WORK REQUIRED:
Extract the records in full, leaving every picture out.

DATA SECTION:
START
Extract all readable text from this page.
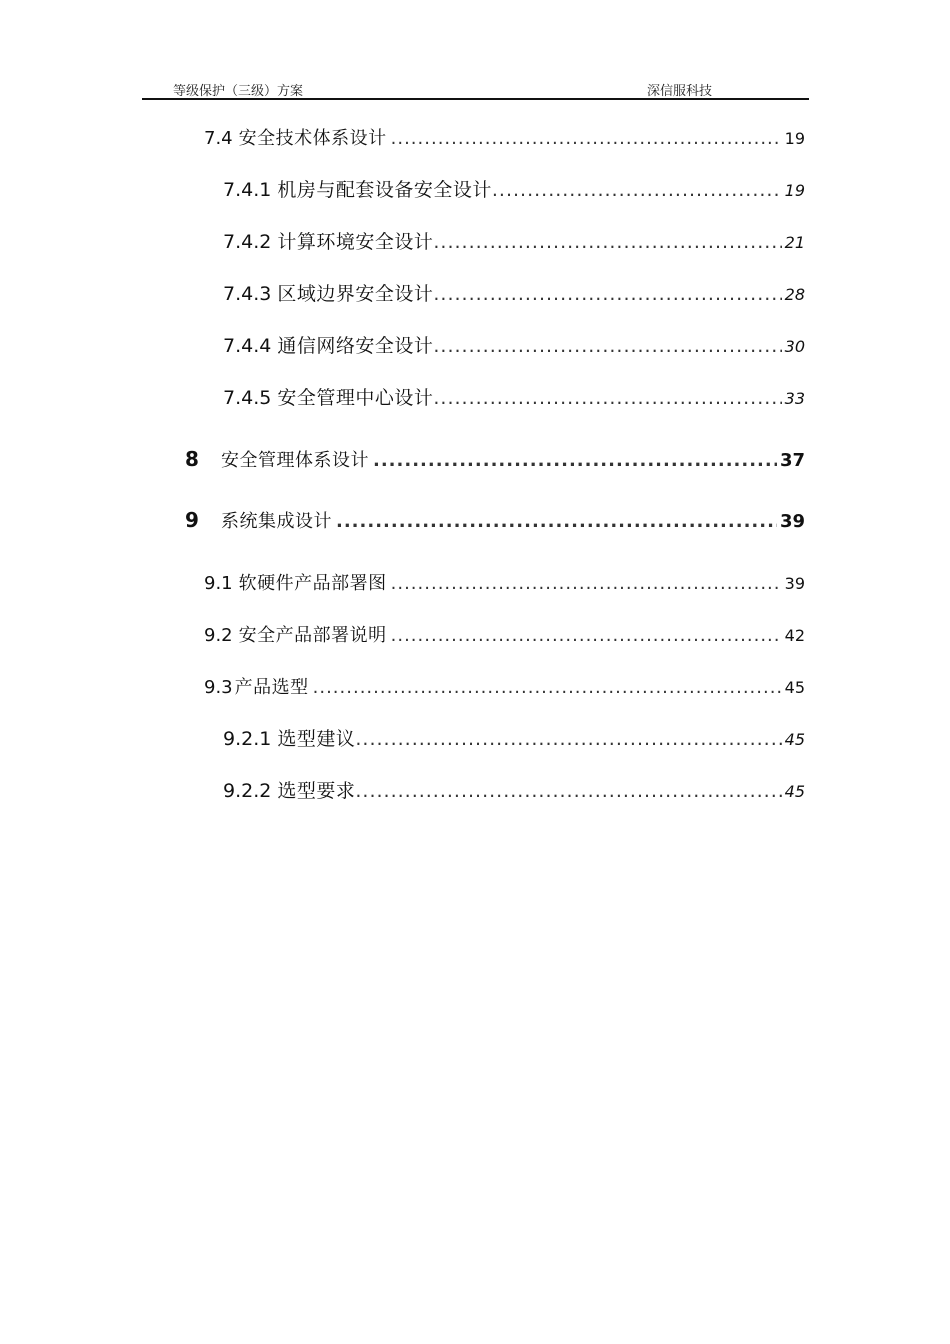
等级保护（三级）方案	深信服科技
7.4 安全技术体系设计 .....	19
7.4.1 机房与配套设备安全设计 .....	19
7.4.2 计算环境安全设计 .....	21
7.4.3 区域边界安全设计 .....	28
7.4.4 通信网络安全设计 .....	30
7.4.5 安全管理中心设计 .....	33
8	安全管理体系设计 .....	37
9	系统集成设计 .....	39
9.1 软硬件产品部署图 .....	39
9.2 安全产品部署说明 .....	42
9.3 产品选型 .....	45
9.2.1 选型建议 .....	45
9.2.2 选型要求 .....	45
END
RESPONSE TO THE TASK:
Extract all readable text from this page.
等级保护（三级）方案	深信服科技
7.4 安全技术体系设计 .....	19
7.4.1 机房与配套设备安全设计 .....	19
7.4.2 计算环境安全设计 .....	21
7.4.3 区域边界安全设计 .....	28
7.4.4 通信网络安全设计 .....	30
7.4.5 安全管理中心设计 .....	33
8	安全管理体系设计 .....	37
9	系统集成设计 .....	39
9.1 软硬件产品部署图 .....	39
9.2 安全产品部署说明 .....	42
9.3 产品选型 .....	45
9.2.1 选型建议 .....	45
9.2.2 选型要求 .....	45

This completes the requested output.